Task requirements: Type the records out again in full, exactly.

Material to process:
<<<<

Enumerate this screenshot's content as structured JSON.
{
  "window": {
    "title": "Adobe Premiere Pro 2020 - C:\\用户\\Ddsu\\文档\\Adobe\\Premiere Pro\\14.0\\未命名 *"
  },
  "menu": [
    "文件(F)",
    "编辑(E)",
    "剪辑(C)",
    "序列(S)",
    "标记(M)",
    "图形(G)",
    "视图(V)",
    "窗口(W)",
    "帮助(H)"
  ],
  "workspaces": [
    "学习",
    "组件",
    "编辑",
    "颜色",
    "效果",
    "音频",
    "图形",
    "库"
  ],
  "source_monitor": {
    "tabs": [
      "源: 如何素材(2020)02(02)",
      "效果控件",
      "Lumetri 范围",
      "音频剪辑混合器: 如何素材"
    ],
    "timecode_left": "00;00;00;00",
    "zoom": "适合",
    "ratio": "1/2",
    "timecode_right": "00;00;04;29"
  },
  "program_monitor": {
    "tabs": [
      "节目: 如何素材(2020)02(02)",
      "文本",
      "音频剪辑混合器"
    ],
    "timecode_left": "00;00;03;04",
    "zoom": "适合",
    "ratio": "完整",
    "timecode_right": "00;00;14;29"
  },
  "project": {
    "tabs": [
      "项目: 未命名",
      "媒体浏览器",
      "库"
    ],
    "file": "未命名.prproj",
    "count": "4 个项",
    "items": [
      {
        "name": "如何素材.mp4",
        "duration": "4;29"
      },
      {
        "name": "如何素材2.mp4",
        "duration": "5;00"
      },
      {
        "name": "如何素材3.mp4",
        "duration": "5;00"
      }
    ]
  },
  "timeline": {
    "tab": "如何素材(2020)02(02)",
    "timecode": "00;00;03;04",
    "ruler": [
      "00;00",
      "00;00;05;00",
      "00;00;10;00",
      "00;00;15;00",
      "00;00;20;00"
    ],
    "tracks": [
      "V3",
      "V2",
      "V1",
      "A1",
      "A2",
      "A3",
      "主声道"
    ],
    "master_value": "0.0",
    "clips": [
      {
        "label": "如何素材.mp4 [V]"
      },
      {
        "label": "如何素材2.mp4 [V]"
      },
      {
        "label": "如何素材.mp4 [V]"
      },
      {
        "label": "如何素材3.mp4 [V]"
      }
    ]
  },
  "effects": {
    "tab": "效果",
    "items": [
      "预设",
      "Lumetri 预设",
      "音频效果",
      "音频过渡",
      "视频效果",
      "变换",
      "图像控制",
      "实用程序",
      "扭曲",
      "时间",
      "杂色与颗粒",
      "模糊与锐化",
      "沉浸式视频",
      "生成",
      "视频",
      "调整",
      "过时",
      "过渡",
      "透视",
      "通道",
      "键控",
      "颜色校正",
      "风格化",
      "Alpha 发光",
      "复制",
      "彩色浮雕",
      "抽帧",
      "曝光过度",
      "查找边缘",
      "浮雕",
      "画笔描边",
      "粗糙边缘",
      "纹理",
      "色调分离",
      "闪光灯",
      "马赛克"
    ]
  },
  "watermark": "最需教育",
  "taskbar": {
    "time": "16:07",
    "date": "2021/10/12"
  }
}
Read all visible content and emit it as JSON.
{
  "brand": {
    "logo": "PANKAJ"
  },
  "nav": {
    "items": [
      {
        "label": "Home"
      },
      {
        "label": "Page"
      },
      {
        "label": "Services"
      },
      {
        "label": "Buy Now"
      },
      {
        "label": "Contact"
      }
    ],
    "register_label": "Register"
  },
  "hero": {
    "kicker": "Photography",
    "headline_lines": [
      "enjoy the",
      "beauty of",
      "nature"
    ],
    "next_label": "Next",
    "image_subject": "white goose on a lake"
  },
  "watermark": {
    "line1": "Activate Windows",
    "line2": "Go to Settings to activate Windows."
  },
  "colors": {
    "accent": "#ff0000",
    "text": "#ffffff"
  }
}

>>>>

Result of this exercise:
Enumerate this screenshot's content as structured JSON.
{
  "window": {
    "title": "Adobe Premiere Pro 2020 - C:\\用户\\Ddsu\\文档\\Adobe\\Premiere Pro\\14.0\\未命名 *"
  },
  "menu": [
    "文件(F)",
    "编辑(E)",
    "剪辑(C)",
    "序列(S)",
    "标记(M)",
    "图形(G)",
    "视图(V)",
    "窗口(W)",
    "帮助(H)"
  ],
  "workspaces": [
    "学习",
    "组件",
    "编辑",
    "颜色",
    "效果",
    "音频",
    "图形",
    "库"
  ],
  "source_monitor": {
    "tabs": [
      "源: 如何素材(2020)02(02)",
      "效果控件",
      "Lumetri 范围",
      "音频剪辑混合器: 如何素材"
    ],
    "timecode_left": "00;00;00;00",
    "zoom": "适合",
    "ratio": "1/2",
    "timecode_right": "00;00;04;29"
  },
  "program_monitor": {
    "tabs": [
      "节目: 如何素材(2020)02(02)",
      "文本",
      "音频剪辑混合器"
    ],
    "timecode_left": "00;00;03;04",
    "zoom": "适合",
    "ratio": "完整",
    "timecode_right": "00;00;14;29"
  },
  "project": {
    "tabs": [
      "项目: 未命名",
      "媒体浏览器",
      "库"
    ],
    "file": "未命名.prproj",
    "count": "4 个项",
    "items": [
      {
        "name": "如何素材.mp4",
        "duration": "4;29"
      },
      {
        "name": "如何素材2.mp4",
        "duration": "5;00"
      },
      {
        "name": "如何素材3.mp4",
        "duration": "5;00"
      }
    ]
  },
  "timeline": {
    "tab": "如何素材(2020)02(02)",
    "timecode": "00;00;03;04",
    "ruler": [
      "00;00",
      "00;00;05;00",
      "00;00;10;00",
      "00;00;15;00",
      "00;00;20;00"
    ],
    "tracks": [
      "V3",
      "V2",
      "V1",
      "A1",
      "A2",
      "A3",
      "主声道"
    ],
    "master_value": "0.0",
    "clips": [
      {
        "label": "如何素材.mp4 [V]"
      },
      {
        "label": "如何素材2.mp4 [V]"
      },
      {
        "label": "如何素材.mp4 [V]"
      },
      {
        "label": "如何素材3.mp4 [V]"
      }
    ]
  },
  "effects": {
    "tab": "效果",
    "items": [
      "预设",
      "Lumetri 预设",
      "音频效果",
      "音频过渡",
      "视频效果",
      "变换",
      "图像控制",
      "实用程序",
      "扭曲",
      "时间",
      "杂色与颗粒",
      "模糊与锐化",
      "沉浸式视频",
      "生成",
      "视频",
      "调整",
      "过时",
      "过渡",
      "透视",
      "通道",
      "键控",
      "颜色校正",
      "风格化",
      "Alpha 发光",
      "复制",
      "彩色浮雕",
      "抽帧",
      "曝光过度",
      "查找边缘",
      "浮雕",
      "画笔描边",
      "粗糙边缘",
      "纹理",
      "色调分离",
      "闪光灯",
      "马赛克"
    ]
  },
  "watermark": "最需教育",
  "taskbar": {
    "time": "16:07",
    "date": "2021/10/12"
  }
}
Read all visible content and emit it as JSON.
{
  "brand": {
    "logo": "PANKAJ"
  },
  "nav": {
    "items": [
      {
        "label": "Home"
      },
      {
        "label": "Page"
      },
      {
        "label": "Services"
      },
      {
        "label": "Buy Now"
      },
      {
        "label": "Contact"
      }
    ],
    "register_label": "Register"
  },
  "hero": {
    "kicker": "Photography",
    "headline_lines": [
      "enjoy the",
      "beauty of",
      "nature"
    ],
    "next_label": "Next",
    "image_subject": "white goose on a lake"
  },
  "watermark": {
    "line1": "Activate Windows",
    "line2": "Go to Settings to activate Windows."
  },
  "colors": {
    "accent": "#ff0000",
    "text": "#ffffff"
  }
}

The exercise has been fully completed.